▶ _Supplied text_:
-- Opening Marker --
By Haemoglobin
5/29/2010 (revision 3)
Business Layer

Transaction Script
- Organizes business logic by procedures where each procedure handles a single request from the presentation. –Martin Fowler
- Benefits: Simple to implement.
- Negatives:
- Danger of code duplication.
- Spaghetti code.
- A number of transactions accomplishing very similar tasks.
- Hard to refactor.
- Technology:
Table Module
- A single instance that handles the business logic for all rows in a database table or view.–Martin Fowler
- Benefits: Good visual studio support, easy databinding, database agnostic (choose provider), provides disconnect data modification.
- Negatives: Database centric API.
- Technology: .NET DataSet, DataTable, DataRow and DataAdapter structures (typed).
Active Record
- Focuses on classes representing records in a table (row based view) whereas Table Module focuses on entire tables. But still considered a form of Table Module.
- The object incorporates both data (column values) and behaviour (methods).
- i.e an Order class for an Orders table, with a static GetOrders() method that returns a collection of orders, Insert, Delete, Update methods etc.
- Benefits: Simplicity, vendor support.
-- Closing Marker --
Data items
-- Opening Marker --
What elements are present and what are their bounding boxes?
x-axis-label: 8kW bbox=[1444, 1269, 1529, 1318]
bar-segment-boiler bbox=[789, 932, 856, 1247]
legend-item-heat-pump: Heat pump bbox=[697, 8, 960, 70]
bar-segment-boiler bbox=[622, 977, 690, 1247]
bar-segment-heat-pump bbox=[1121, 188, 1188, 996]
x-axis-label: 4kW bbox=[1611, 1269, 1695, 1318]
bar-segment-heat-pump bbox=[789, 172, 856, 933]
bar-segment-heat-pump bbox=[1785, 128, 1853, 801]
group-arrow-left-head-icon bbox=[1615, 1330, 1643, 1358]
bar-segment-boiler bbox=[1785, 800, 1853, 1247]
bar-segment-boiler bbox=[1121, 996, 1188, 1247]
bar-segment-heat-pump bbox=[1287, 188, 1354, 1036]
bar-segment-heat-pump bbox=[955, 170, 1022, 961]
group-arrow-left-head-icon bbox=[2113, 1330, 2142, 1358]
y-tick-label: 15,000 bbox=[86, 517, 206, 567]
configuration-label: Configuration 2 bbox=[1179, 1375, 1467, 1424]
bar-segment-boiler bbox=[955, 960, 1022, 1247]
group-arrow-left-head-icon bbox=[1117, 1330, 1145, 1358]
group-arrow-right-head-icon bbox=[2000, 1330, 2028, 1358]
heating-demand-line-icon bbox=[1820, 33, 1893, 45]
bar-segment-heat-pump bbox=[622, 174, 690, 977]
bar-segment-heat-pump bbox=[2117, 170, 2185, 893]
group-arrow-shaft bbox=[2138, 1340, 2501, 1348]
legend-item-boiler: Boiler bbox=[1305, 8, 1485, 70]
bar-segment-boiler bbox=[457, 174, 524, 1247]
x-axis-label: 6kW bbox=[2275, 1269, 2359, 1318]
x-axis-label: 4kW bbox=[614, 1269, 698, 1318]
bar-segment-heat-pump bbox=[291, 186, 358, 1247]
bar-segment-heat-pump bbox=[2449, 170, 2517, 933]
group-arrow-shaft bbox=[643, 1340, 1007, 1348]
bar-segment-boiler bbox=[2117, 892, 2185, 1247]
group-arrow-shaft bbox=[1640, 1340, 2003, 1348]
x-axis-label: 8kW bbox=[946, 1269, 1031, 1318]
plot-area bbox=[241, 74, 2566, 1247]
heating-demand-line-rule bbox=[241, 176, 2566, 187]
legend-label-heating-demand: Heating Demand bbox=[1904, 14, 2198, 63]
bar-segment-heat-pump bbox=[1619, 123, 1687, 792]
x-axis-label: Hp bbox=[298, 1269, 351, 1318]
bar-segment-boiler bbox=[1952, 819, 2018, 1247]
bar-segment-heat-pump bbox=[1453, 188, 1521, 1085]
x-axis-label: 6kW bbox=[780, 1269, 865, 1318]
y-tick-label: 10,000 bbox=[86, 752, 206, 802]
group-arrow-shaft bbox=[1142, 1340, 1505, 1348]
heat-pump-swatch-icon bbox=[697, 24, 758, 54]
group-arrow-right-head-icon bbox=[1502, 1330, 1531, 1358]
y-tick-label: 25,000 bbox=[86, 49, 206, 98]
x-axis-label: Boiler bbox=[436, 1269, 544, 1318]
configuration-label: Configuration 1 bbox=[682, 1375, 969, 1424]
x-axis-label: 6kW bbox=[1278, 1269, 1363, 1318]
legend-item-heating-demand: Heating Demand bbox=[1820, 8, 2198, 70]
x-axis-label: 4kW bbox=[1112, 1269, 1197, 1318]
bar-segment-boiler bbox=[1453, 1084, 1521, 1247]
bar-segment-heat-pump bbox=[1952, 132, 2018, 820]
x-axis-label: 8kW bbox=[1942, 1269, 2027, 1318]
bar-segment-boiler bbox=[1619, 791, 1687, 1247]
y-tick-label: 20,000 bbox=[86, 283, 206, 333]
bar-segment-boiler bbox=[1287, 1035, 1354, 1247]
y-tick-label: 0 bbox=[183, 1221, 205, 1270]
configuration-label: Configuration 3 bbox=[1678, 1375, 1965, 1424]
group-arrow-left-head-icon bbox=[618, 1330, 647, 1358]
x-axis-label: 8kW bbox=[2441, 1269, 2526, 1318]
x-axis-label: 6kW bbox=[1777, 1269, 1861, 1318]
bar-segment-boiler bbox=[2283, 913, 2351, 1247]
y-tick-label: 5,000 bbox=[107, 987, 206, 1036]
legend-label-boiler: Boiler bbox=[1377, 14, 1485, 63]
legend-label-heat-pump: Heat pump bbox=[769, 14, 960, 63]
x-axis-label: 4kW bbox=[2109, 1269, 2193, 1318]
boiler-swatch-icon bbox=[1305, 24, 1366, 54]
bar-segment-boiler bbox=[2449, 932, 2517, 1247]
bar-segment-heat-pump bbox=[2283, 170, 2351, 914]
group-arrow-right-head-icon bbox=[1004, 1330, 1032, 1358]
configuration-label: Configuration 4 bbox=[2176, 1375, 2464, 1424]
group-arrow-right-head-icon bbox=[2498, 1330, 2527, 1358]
-- Closing Marker --
▶ _What you need to do_:
A) Rewrite the stretch of the business layer notes from "Business Layer" through "of code duplication.", changing "Transaction Script" to "Procedural Script".
B) Continue the business layer notes from the point where they stop.

▶ _Responses_:
A)
Business Layer

Procedural Script
- Organizes business logic by procedures where each procedure handles a single request from the presentation. –Martin Fowler
- Benefits: Simple to implement.
- Negatives:
- Danger of code duplication.

B)
- Negatives: Not as efficient as straight DataSets. Gets complex if the problem domain grows away from the database design.
- Technology: LINQ-to-SQL and Castle ActiveRecord (built on top of NHibernate, simpler).
Domain Model
- An object model of the domain that incorporates both behavior and data.–Martin Fowler
- Domain driven design as opposed to data centric design.
- Completely flexible to model the domain in any way you see fit through object oriented practices, "A web of interconnected objects".
- A big brother to Active Record and is totally independent of the database.
- Benefits: Easier maintainability, less code duplication, best way to model a complex system, persistence ignorance with plain old common objects (POCO).
- Negatives: More work upfront, requires an O/R mapper.
- Technology: NHibernate, Microsoft Entity Framework or NoSQL solutions such as MongoDB.